● **What you should do**
Return all the data, word for word.

Structured figure records
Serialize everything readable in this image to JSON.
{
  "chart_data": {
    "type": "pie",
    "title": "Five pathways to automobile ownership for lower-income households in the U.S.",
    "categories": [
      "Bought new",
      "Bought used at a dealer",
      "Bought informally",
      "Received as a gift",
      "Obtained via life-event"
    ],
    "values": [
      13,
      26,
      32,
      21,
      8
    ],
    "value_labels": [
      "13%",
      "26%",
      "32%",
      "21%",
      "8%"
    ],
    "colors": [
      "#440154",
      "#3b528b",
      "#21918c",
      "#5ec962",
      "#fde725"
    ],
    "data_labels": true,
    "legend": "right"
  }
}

● **Completed exercise**
Serialize everything readable in this image to JSON.
{
  "chart_data": {
    "type": "pie",
    "title": "Five pathways to automobile ownership for lower-income households in the U.S.",
    "categories": [
      "Bought new",
      "Bought used at a dealer",
      "Bought informally",
      "Received as a gift",
      "Obtained via life-event"
    ],
    "values": [
      13,
      26,
      32,
      21,
      8
    ],
    "value_labels": [
      "13%",
      "26%",
      "32%",
      "21%",
      "8%"
    ],
    "colors": [
      "#440154",
      "#3b528b",
      "#21918c",
      "#5ec962",
      "#fde725"
    ],
    "data_labels": true,
    "legend": "right"
  }
}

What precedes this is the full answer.